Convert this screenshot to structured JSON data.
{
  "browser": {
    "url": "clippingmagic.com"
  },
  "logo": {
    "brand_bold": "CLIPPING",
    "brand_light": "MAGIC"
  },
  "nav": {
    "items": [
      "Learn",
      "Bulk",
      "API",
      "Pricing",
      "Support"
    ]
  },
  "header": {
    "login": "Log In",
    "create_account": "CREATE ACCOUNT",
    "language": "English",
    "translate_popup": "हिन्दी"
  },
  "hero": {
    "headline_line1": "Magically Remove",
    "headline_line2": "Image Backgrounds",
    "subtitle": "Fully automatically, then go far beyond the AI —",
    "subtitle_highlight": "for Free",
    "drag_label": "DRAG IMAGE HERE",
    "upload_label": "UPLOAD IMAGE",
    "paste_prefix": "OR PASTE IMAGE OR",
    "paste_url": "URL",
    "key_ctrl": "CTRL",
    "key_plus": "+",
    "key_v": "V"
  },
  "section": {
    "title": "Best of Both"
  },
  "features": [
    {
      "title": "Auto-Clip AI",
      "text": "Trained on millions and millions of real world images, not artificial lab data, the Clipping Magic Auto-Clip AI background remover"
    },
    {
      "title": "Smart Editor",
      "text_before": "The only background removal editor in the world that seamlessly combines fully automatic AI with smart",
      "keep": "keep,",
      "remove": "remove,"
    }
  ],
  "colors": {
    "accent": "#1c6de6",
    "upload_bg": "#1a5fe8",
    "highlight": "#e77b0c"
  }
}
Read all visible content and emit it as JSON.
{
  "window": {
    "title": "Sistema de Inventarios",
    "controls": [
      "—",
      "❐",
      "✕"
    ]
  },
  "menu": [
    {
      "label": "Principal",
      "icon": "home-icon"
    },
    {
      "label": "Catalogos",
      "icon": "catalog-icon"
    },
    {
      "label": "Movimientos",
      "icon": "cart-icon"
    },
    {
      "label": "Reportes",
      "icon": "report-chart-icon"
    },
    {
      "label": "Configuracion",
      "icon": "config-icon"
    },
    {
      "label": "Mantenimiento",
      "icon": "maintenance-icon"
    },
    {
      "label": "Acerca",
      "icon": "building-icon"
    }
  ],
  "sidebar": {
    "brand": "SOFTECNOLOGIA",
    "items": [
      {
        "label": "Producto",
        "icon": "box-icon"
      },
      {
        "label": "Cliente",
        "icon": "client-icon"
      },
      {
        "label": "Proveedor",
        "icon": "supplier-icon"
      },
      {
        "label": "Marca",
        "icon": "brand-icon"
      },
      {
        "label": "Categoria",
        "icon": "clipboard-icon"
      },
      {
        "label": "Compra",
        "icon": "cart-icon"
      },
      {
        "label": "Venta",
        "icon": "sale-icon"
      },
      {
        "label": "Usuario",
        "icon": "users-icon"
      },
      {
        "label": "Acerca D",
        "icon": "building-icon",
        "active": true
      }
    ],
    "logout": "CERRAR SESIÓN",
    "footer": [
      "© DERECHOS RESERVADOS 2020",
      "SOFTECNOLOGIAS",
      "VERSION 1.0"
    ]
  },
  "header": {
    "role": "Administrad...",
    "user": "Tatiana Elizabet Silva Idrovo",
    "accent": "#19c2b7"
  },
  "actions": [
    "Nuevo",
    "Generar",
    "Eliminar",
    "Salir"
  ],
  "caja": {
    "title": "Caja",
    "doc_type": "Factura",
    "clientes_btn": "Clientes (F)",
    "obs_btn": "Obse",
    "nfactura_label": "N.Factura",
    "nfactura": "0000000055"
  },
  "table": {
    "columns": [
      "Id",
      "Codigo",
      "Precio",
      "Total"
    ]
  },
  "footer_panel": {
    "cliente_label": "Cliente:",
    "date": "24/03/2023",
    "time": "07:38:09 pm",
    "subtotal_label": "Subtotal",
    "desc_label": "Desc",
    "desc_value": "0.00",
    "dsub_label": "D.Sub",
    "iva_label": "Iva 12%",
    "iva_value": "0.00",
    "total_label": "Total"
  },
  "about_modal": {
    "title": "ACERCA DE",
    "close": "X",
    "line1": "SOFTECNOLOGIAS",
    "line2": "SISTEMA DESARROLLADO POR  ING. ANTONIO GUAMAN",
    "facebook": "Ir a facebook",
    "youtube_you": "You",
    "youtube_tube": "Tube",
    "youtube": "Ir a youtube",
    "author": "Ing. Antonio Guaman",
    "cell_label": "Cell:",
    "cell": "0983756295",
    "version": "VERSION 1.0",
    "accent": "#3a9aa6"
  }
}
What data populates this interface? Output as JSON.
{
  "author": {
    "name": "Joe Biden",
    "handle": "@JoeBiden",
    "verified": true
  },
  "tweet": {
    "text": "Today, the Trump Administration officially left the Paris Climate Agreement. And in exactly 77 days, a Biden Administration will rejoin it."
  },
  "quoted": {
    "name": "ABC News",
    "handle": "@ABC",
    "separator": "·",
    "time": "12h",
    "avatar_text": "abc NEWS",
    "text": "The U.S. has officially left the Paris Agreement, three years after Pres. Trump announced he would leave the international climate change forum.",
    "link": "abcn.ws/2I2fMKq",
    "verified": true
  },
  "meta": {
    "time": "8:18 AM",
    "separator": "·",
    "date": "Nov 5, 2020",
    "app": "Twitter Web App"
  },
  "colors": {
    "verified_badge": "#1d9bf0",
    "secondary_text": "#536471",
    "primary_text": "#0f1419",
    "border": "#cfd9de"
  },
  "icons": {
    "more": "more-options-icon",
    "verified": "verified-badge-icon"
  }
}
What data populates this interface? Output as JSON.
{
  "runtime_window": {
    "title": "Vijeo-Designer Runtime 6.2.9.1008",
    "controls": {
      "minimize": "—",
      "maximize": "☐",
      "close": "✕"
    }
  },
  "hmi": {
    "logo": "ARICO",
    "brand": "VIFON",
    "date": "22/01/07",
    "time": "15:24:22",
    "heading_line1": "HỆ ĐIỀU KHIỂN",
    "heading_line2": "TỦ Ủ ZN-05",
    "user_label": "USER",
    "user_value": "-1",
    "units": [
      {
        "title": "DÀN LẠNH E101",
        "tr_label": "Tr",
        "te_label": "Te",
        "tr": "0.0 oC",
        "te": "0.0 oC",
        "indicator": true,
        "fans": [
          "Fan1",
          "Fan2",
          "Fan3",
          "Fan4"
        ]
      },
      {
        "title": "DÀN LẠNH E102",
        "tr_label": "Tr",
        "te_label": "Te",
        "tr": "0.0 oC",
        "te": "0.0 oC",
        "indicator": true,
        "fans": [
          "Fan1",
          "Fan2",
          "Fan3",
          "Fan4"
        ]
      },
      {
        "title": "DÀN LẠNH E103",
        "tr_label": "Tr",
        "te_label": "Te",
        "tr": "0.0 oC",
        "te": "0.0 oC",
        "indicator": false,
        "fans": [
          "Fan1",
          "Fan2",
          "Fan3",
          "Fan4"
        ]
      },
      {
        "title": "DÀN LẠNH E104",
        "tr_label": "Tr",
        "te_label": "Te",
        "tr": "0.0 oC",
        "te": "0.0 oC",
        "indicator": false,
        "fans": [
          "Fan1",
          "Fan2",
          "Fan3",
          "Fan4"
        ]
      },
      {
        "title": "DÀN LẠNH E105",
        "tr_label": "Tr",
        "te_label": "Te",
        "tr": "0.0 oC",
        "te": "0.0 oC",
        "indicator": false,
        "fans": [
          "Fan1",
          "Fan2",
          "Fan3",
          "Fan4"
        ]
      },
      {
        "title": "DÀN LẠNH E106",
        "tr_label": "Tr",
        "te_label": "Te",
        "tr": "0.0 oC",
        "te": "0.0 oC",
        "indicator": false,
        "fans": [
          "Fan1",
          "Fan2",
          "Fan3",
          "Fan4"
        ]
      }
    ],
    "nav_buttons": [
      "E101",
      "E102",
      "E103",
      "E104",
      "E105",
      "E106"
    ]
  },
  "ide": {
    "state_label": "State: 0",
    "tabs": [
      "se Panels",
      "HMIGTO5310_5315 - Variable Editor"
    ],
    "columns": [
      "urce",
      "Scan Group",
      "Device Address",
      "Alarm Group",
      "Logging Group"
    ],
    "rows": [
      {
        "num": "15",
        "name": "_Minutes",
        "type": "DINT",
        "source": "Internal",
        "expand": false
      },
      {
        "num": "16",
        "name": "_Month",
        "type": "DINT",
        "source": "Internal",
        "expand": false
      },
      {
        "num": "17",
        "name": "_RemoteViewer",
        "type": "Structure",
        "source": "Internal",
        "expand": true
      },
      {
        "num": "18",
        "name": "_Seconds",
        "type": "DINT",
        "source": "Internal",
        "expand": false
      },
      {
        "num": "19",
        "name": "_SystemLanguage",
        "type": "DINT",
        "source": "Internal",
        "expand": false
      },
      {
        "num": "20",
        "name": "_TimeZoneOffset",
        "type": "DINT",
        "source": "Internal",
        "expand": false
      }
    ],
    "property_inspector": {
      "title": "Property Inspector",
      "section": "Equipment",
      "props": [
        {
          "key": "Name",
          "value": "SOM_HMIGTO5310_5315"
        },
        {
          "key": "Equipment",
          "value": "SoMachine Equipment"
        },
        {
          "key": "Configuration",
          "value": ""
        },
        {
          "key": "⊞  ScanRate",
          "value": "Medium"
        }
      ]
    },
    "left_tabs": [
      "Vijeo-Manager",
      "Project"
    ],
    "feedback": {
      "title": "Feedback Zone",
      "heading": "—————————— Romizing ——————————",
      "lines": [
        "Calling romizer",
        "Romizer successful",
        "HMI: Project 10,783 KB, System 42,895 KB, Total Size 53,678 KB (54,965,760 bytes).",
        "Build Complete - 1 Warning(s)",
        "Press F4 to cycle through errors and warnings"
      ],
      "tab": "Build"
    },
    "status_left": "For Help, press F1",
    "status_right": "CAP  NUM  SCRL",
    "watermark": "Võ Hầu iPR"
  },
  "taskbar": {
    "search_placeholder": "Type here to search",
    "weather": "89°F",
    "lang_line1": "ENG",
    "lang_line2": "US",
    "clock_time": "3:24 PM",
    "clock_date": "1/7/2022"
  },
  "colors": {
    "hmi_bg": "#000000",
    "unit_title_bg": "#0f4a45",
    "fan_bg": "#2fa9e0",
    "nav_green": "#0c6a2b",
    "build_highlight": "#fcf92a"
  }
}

· · · ·

What is expected
Go through the data and gather every line that holds "building".

Reply to the exercise
      "icon": "building-icon"
        "icon": "building-icon",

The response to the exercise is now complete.